Quote every line below exactly and skip any picture.

**** Records for this exercise ****

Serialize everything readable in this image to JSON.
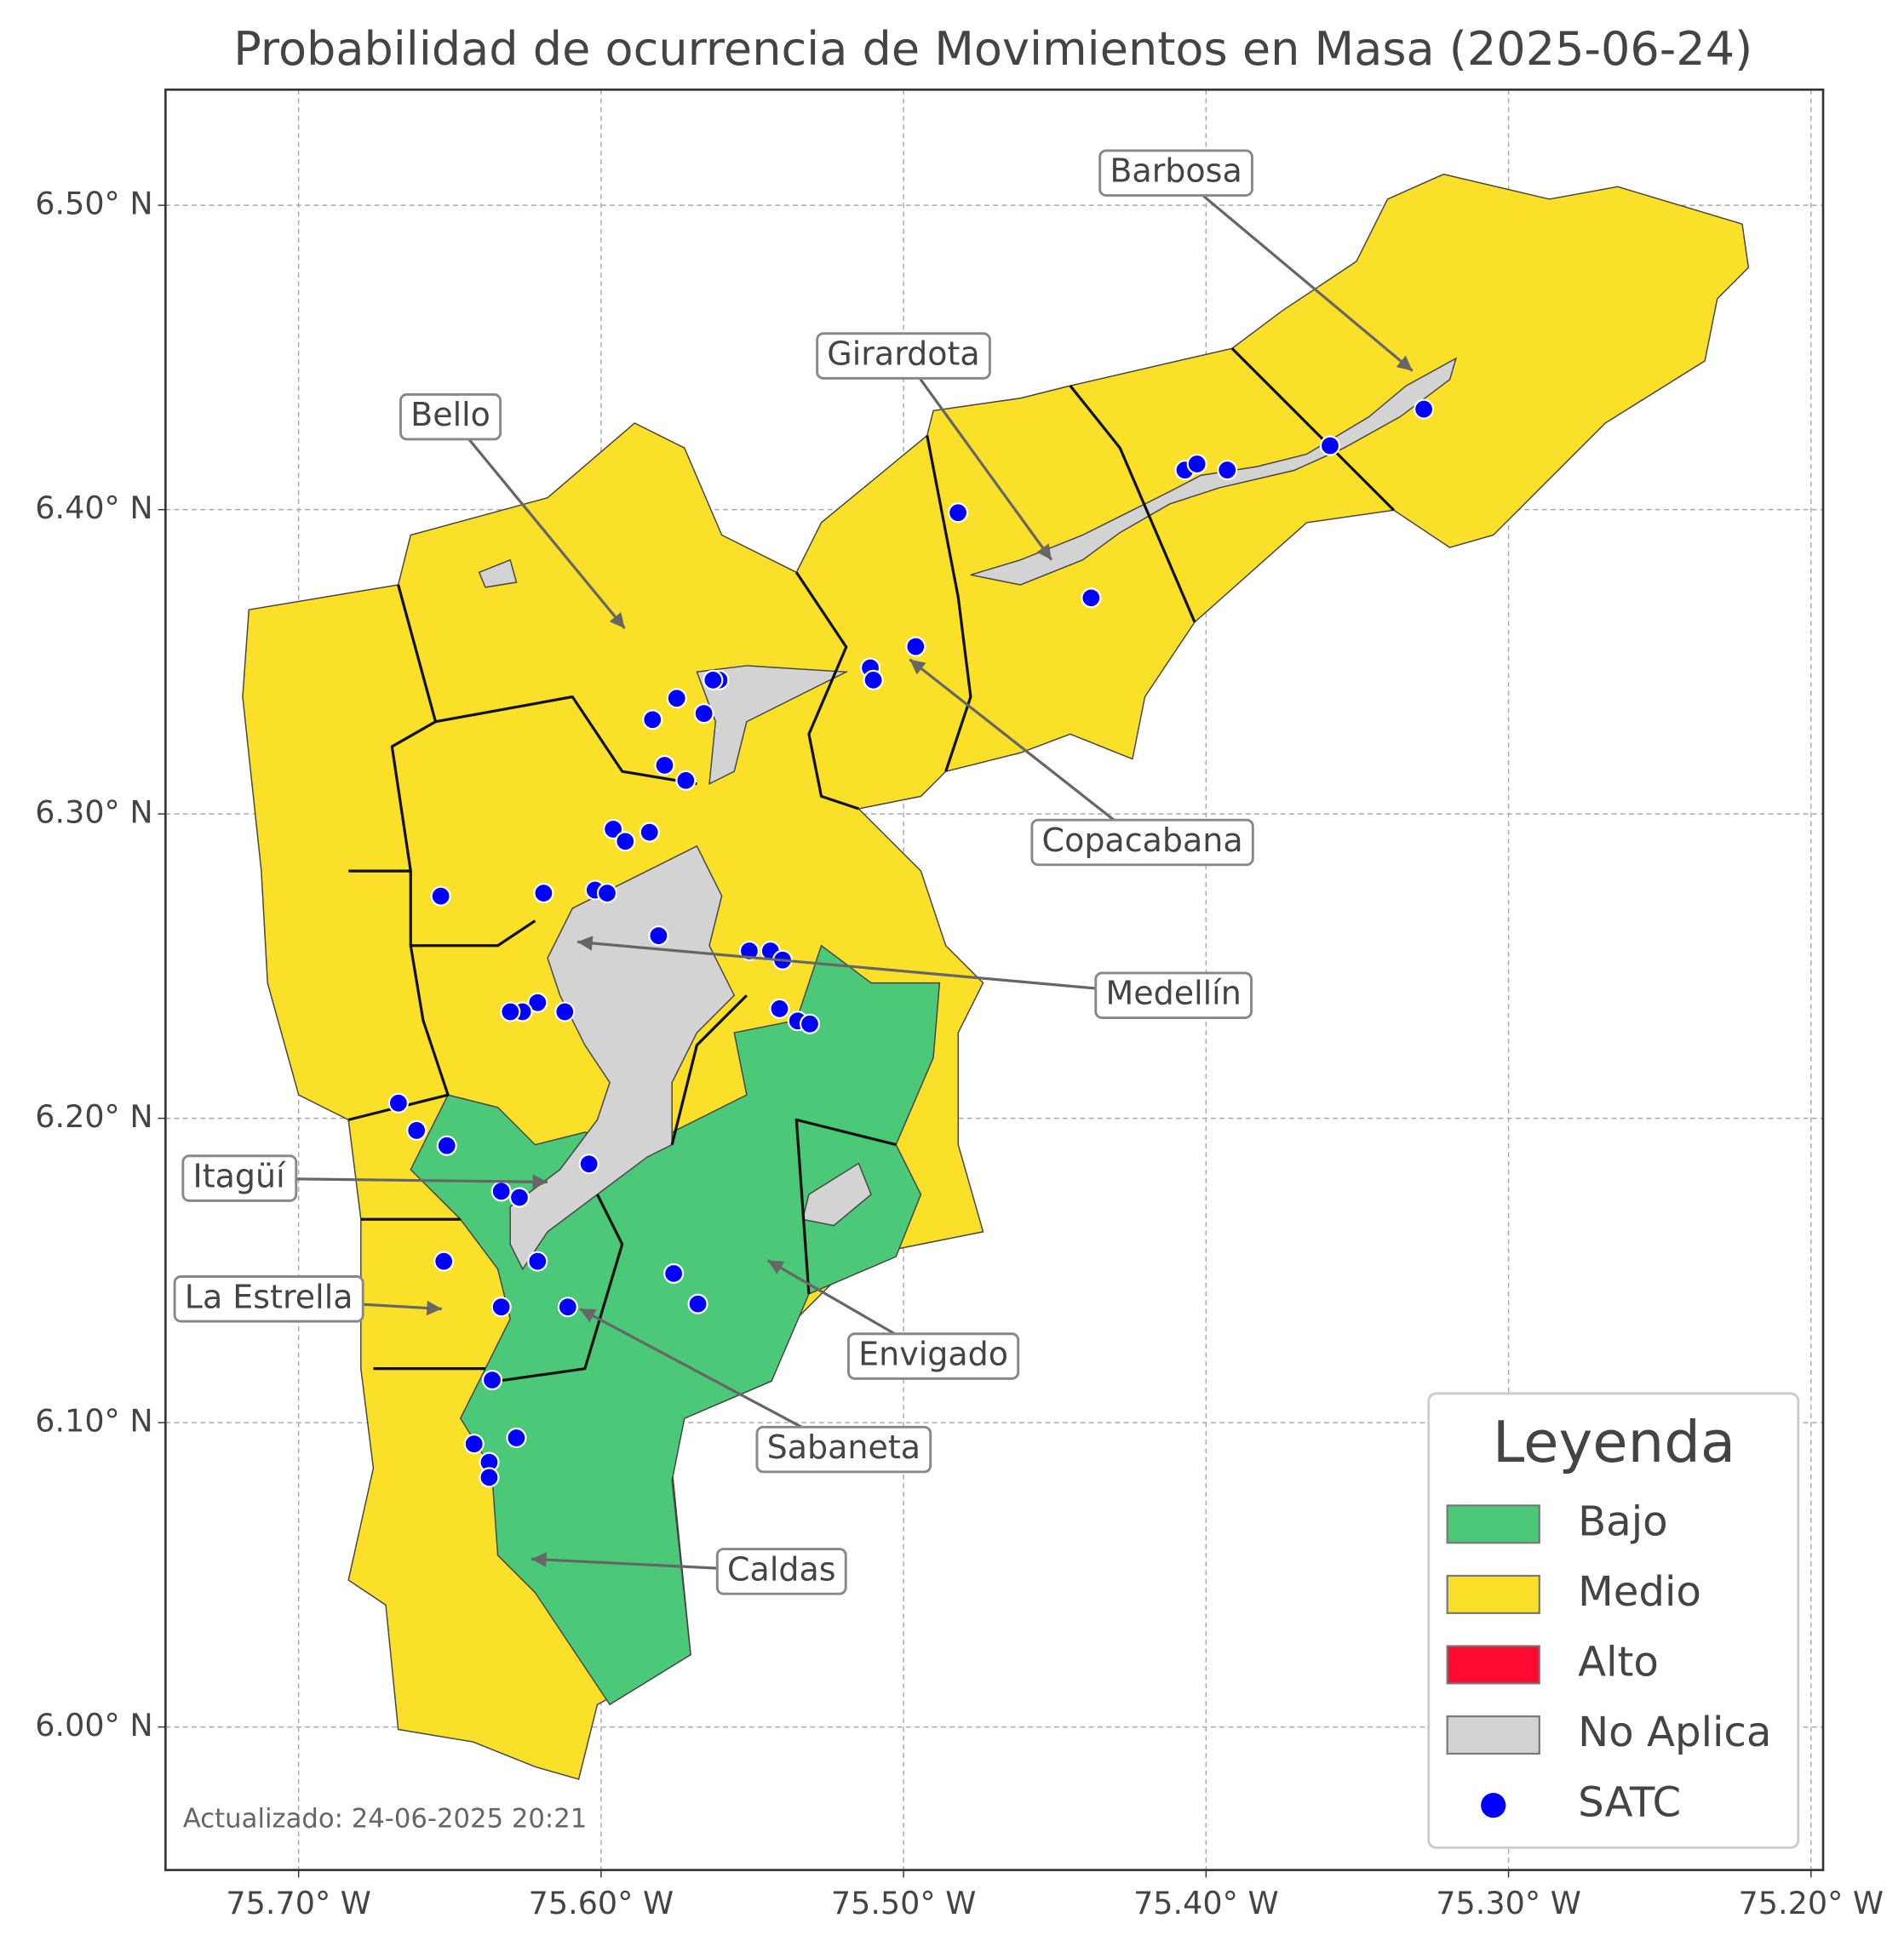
{
  "chart_data": {
    "type": "map",
    "title": "Probabilidad de ocurrencia de Movimientos en Masa (2025-06-24)",
    "xlim": [
      -75.744,
      -75.196
    ],
    "ylim": [
      5.953,
      6.538
    ],
    "xticks": [
      {
        "value": -75.7,
        "label": "75.70° W"
      },
      {
        "value": -75.6,
        "label": "75.60° W"
      },
      {
        "value": -75.5,
        "label": "75.50° W"
      },
      {
        "value": -75.4,
        "label": "75.40° W"
      },
      {
        "value": -75.3,
        "label": "75.30° W"
      },
      {
        "value": -75.2,
        "label": "75.20° W"
      }
    ],
    "yticks": [
      {
        "value": 6.0,
        "label": "6.00° N"
      },
      {
        "value": 6.1,
        "label": "6.10° N"
      },
      {
        "value": 6.2,
        "label": "6.20° N"
      },
      {
        "value": 6.3,
        "label": "6.30° N"
      },
      {
        "value": 6.4,
        "label": "6.40° N"
      },
      {
        "value": 6.5,
        "label": "6.50° N"
      }
    ],
    "grid": true,
    "legend": {
      "title": "Leyenda",
      "position": "lower right",
      "items": [
        {
          "name": "Bajo",
          "color": "#4bc878"
        },
        {
          "name": "Medio",
          "color": "#fbe029"
        },
        {
          "name": "Alto",
          "color": "#ff0a30"
        },
        {
          "name": "No Aplica",
          "color": "#d3d3d3"
        }
      ]
    },
    "series": [
      {
        "name": "SATC",
        "color": "#0000ff",
        "x": [
          -75.482,
          -75.407,
          -75.403,
          -75.393,
          -75.359,
          -75.328,
          -75.438,
          -75.496,
          -75.511,
          -75.51,
          -75.561,
          -75.563,
          -75.575,
          -75.566,
          -75.583,
          -75.579,
          -75.572,
          -75.596,
          -75.592,
          -75.584,
          -75.619,
          -75.653,
          -75.602,
          -75.598,
          -75.581,
          -75.551,
          -75.544,
          -75.54,
          -75.541,
          -75.535,
          -75.531,
          -75.621,
          -75.626,
          -75.63,
          -75.612,
          -75.667,
          -75.661,
          -75.651,
          -75.604,
          -75.633,
          -75.627,
          -75.621,
          -75.652,
          -75.576,
          -75.568,
          -75.633,
          -75.611,
          -75.636,
          -75.642,
          -75.628,
          -75.637,
          -75.637
        ],
        "y": [
          6.399,
          6.413,
          6.415,
          6.413,
          6.421,
          6.433,
          6.371,
          6.355,
          6.348,
          6.344,
          6.344,
          6.344,
          6.338,
          6.333,
          6.331,
          6.316,
          6.311,
          6.295,
          6.291,
          6.294,
          6.274,
          6.273,
          6.275,
          6.274,
          6.26,
          6.255,
          6.255,
          6.252,
          6.236,
          6.232,
          6.231,
          6.238,
          6.235,
          6.235,
          6.235,
          6.205,
          6.196,
          6.191,
          6.185,
          6.176,
          6.174,
          6.153,
          6.153,
          6.149,
          6.139,
          6.138,
          6.138,
          6.114,
          6.093,
          6.095,
          6.087,
          6.082
        ]
      }
    ],
    "annotations": [
      "Barbosa",
      "Girardota",
      "Bello",
      "Copacabana",
      "Medellín",
      "Itagüí",
      "La Estrella",
      "Envigado",
      "Sabaneta",
      "Caldas"
    ],
    "footnote": "Actualizado: 24-06-2025 20:21"
  }
}
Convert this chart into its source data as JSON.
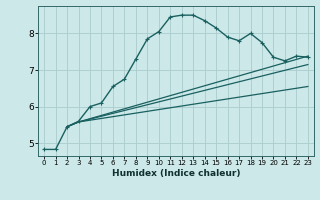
{
  "xlabel": "Humidex (Indice chaleur)",
  "background_color": "#cce8e8",
  "grid_color": "#aacccc",
  "line_color": "#1a6060",
  "xlim": [
    -0.5,
    23.5
  ],
  "ylim": [
    4.65,
    8.75
  ],
  "xticks": [
    0,
    1,
    2,
    3,
    4,
    5,
    6,
    7,
    8,
    9,
    10,
    11,
    12,
    13,
    14,
    15,
    16,
    17,
    18,
    19,
    20,
    21,
    22,
    23
  ],
  "yticks": [
    5,
    6,
    7,
    8
  ],
  "curves": [
    {
      "x": [
        0,
        1,
        2,
        3,
        4,
        5,
        6,
        7,
        8,
        9,
        10,
        11,
        12,
        13,
        14,
        15,
        16,
        17,
        18,
        19,
        20,
        21,
        22,
        23
      ],
      "y": [
        4.83,
        4.83,
        5.45,
        5.6,
        6.0,
        6.1,
        6.55,
        6.75,
        7.3,
        7.85,
        8.05,
        8.45,
        8.5,
        8.5,
        8.35,
        8.15,
        7.9,
        7.8,
        8.0,
        7.75,
        7.35,
        7.25,
        7.38,
        7.35
      ],
      "has_marker": true,
      "markersize": 2.5,
      "linewidth": 1.0
    },
    {
      "x": [
        2,
        3,
        23
      ],
      "y": [
        5.45,
        5.58,
        7.38
      ],
      "has_marker": false,
      "markersize": 0,
      "linewidth": 0.9
    },
    {
      "x": [
        2,
        3,
        23
      ],
      "y": [
        5.45,
        5.58,
        7.15
      ],
      "has_marker": false,
      "markersize": 0,
      "linewidth": 0.9
    },
    {
      "x": [
        2,
        3,
        23
      ],
      "y": [
        5.45,
        5.58,
        6.55
      ],
      "has_marker": false,
      "markersize": 0,
      "linewidth": 0.9
    }
  ]
}
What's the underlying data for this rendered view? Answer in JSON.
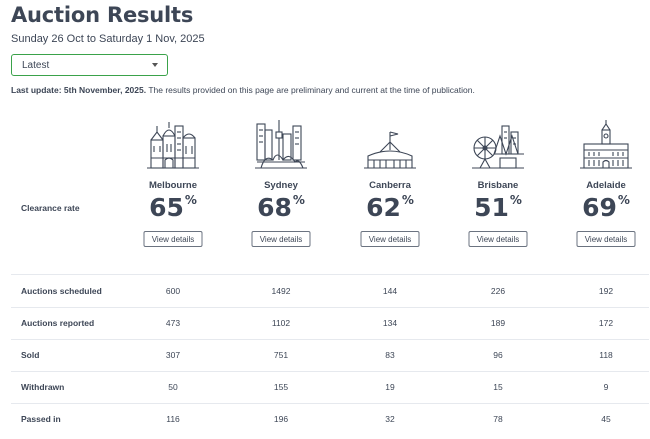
{
  "page": {
    "title": "Auction Results",
    "date_range": "Sunday 26 Oct to Saturday 1 Nov, 2025",
    "period_select": {
      "value": "Latest"
    },
    "last_update_bold": "Last update: 5th November, 2025.",
    "last_update_text": " The results provided on this page are preliminary and current at the time of publication."
  },
  "clearance_label": "Clearance rate",
  "view_details_label": "View details",
  "percent_sign": "%",
  "cities": [
    {
      "name": "Melbourne",
      "rate": "65",
      "icon": "melbourne-skyline-icon"
    },
    {
      "name": "Sydney",
      "rate": "68",
      "icon": "sydney-skyline-icon"
    },
    {
      "name": "Canberra",
      "rate": "62",
      "icon": "canberra-parliament-icon"
    },
    {
      "name": "Brisbane",
      "rate": "51",
      "icon": "brisbane-skyline-icon"
    },
    {
      "name": "Adelaide",
      "rate": "69",
      "icon": "adelaide-building-icon"
    }
  ],
  "stats": [
    {
      "label": "Auctions scheduled",
      "values": [
        "600",
        "1492",
        "144",
        "226",
        "192"
      ]
    },
    {
      "label": "Auctions reported",
      "values": [
        "473",
        "1102",
        "134",
        "189",
        "172"
      ]
    },
    {
      "label": "Sold",
      "values": [
        "307",
        "751",
        "83",
        "96",
        "118"
      ]
    },
    {
      "label": "Withdrawn",
      "values": [
        "50",
        "155",
        "19",
        "15",
        "9"
      ]
    },
    {
      "label": "Passed in",
      "values": [
        "116",
        "196",
        "32",
        "78",
        "45"
      ]
    }
  ]
}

****

| Task answer |
Serialize everything readable in this image to JSON.
{
  "chart_data": {
    "type": "map",
    "title": "Probabilidad de ocurrencia de Movimientos en Masa (2025-06-24)",
    "xlim": [
      -75.744,
      -75.196
    ],
    "ylim": [
      5.953,
      6.538
    ],
    "xticks": [
      {
        "value": -75.7,
        "label": "75.70° W"
      },
      {
        "value": -75.6,
        "label": "75.60° W"
      },
      {
        "value": -75.5,
        "label": "75.50° W"
      },
      {
        "value": -75.4,
        "label": "75.40° W"
      },
      {
        "value": -75.3,
        "label": "75.30° W"
      },
      {
        "value": -75.2,
        "label": "75.20° W"
      }
    ],
    "yticks": [
      {
        "value": 6.0,
        "label": "6.00° N"
      },
      {
        "value": 6.1,
        "label": "6.10° N"
      },
      {
        "value": 6.2,
        "label": "6.20° N"
      },
      {
        "value": 6.3,
        "label": "6.30° N"
      },
      {
        "value": 6.4,
        "label": "6.40° N"
      },
      {
        "value": 6.5,
        "label": "6.50° N"
      }
    ],
    "grid": true,
    "legend": {
      "title": "Leyenda",
      "position": "lower right",
      "items": [
        {
          "name": "Bajo",
          "color": "#4bc878"
        },
        {
          "name": "Medio",
          "color": "#fbe029"
        },
        {
          "name": "Alto",
          "color": "#ff0a30"
        },
        {
          "name": "No Aplica",
          "color": "#d3d3d3"
        }
      ]
    },
    "series": [
      {
        "name": "SATC",
        "color": "#0000ff",
        "x": [
          -75.482,
          -75.407,
          -75.403,
          -75.393,
          -75.359,
          -75.328,
          -75.438,
          -75.496,
          -75.511,
          -75.51,
          -75.561,
          -75.563,
          -75.575,
          -75.566,
          -75.583,
          -75.579,
          -75.572,
          -75.596,
          -75.592,
          -75.584,
          -75.619,
          -75.653,
          -75.602,
          -75.598,
          -75.581,
          -75.551,
          -75.544,
          -75.54,
          -75.541,
          -75.535,
          -75.531,
          -75.621,
          -75.626,
          -75.63,
          -75.612,
          -75.667,
          -75.661,
          -75.651,
          -75.604,
          -75.633,
          -75.627,
          -75.621,
          -75.652,
          -75.576,
          -75.568,
          -75.633,
          -75.611,
          -75.636,
          -75.642,
          -75.628,
          -75.637,
          -75.637
        ],
        "y": [
          6.399,
          6.413,
          6.415,
          6.413,
          6.421,
          6.433,
          6.371,
          6.355,
          6.348,
          6.344,
          6.344,
          6.344,
          6.338,
          6.333,
          6.331,
          6.316,
          6.311,
          6.295,
          6.291,
          6.294,
          6.274,
          6.273,
          6.275,
          6.274,
          6.26,
          6.255,
          6.255,
          6.252,
          6.236,
          6.232,
          6.231,
          6.238,
          6.235,
          6.235,
          6.235,
          6.205,
          6.196,
          6.191,
          6.185,
          6.176,
          6.174,
          6.153,
          6.153,
          6.149,
          6.139,
          6.138,
          6.138,
          6.114,
          6.093,
          6.095,
          6.087,
          6.082
        ]
      }
    ],
    "annotations": [
      "Barbosa",
      "Girardota",
      "Bello",
      "Copacabana",
      "Medellín",
      "Itagüí",
      "La Estrella",
      "Envigado",
      "Sabaneta",
      "Caldas"
    ],
    "footnote": "Actualizado: 24-06-2025 20:21"
  }
}
Convert this chart into its source data as JSON.
{
  "xlabel": "Humidex (Indice chaleur)",
  "background_color": "#cce8e8",
  "grid_color": "#aacccc",
  "line_color": "#1a6060",
  "xlim": [
    -0.5,
    23.5
  ],
  "ylim": [
    4.65,
    8.75
  ],
  "xticks": [
    0,
    1,
    2,
    3,
    4,
    5,
    6,
    7,
    8,
    9,
    10,
    11,
    12,
    13,
    14,
    15,
    16,
    17,
    18,
    19,
    20,
    21,
    22,
    23
  ],
  "yticks": [
    5,
    6,
    7,
    8
  ],
  "curves": [
    {
      "x": [
        0,
        1,
        2,
        3,
        4,
        5,
        6,
        7,
        8,
        9,
        10,
        11,
        12,
        13,
        14,
        15,
        16,
        17,
        18,
        19,
        20,
        21,
        22,
        23
      ],
      "y": [
        4.83,
        4.83,
        5.45,
        5.6,
        6.0,
        6.1,
        6.55,
        6.75,
        7.3,
        7.85,
        8.05,
        8.45,
        8.5,
        8.5,
        8.35,
        8.15,
        7.9,
        7.8,
        8.0,
        7.75,
        7.35,
        7.25,
        7.38,
        7.35
      ],
      "has_marker": true,
      "markersize": 2.5,
      "linewidth": 1.0
    },
    {
      "x": [
        2,
        3,
        23
      ],
      "y": [
        5.45,
        5.58,
        7.38
      ],
      "has_marker": false,
      "markersize": 0,
      "linewidth": 0.9
    },
    {
      "x": [
        2,
        3,
        23
      ],
      "y": [
        5.45,
        5.58,
        7.15
      ],
      "has_marker": false,
      "markersize": 0,
      "linewidth": 0.9
    },
    {
      "x": [
        2,
        3,
        23
      ],
      "y": [
        5.45,
        5.58,
        6.55
      ],
      "has_marker": false,
      "markersize": 0,
      "linewidth": 0.9
    }
  ]
}
What's the underlying data for this rendered view? Answer in JSON.
{
  "page": {
    "title": "Auction Results",
    "date_range": "Sunday 26 Oct to Saturday 1 Nov, 2025",
    "period_select": {
      "value": "Latest"
    },
    "last_update_bold": "Last update: 5th November, 2025.",
    "last_update_text": " The results provided on this page are preliminary and current at the time of publication."
  },
  "clearance_label": "Clearance rate",
  "view_details_label": "View details",
  "percent_sign": "%",
  "cities": [
    {
      "name": "Melbourne",
      "rate": "65",
      "icon": "melbourne-skyline-icon"
    },
    {
      "name": "Sydney",
      "rate": "68",
      "icon": "sydney-skyline-icon"
    },
    {
      "name": "Canberra",
      "rate": "62",
      "icon": "canberra-parliament-icon"
    },
    {
      "name": "Brisbane",
      "rate": "51",
      "icon": "brisbane-skyline-icon"
    },
    {
      "name": "Adelaide",
      "rate": "69",
      "icon": "adelaide-building-icon"
    }
  ],
  "stats": [
    {
      "label": "Auctions scheduled",
      "values": [
        "600",
        "1492",
        "144",
        "226",
        "192"
      ]
    },
    {
      "label": "Auctions reported",
      "values": [
        "473",
        "1102",
        "134",
        "189",
        "172"
      ]
    },
    {
      "label": "Sold",
      "values": [
        "307",
        "751",
        "83",
        "96",
        "118"
      ]
    },
    {
      "label": "Withdrawn",
      "values": [
        "50",
        "155",
        "19",
        "15",
        "9"
      ]
    },
    {
      "label": "Passed in",
      "values": [
        "116",
        "196",
        "32",
        "78",
        "45"
      ]
    }
  ]
}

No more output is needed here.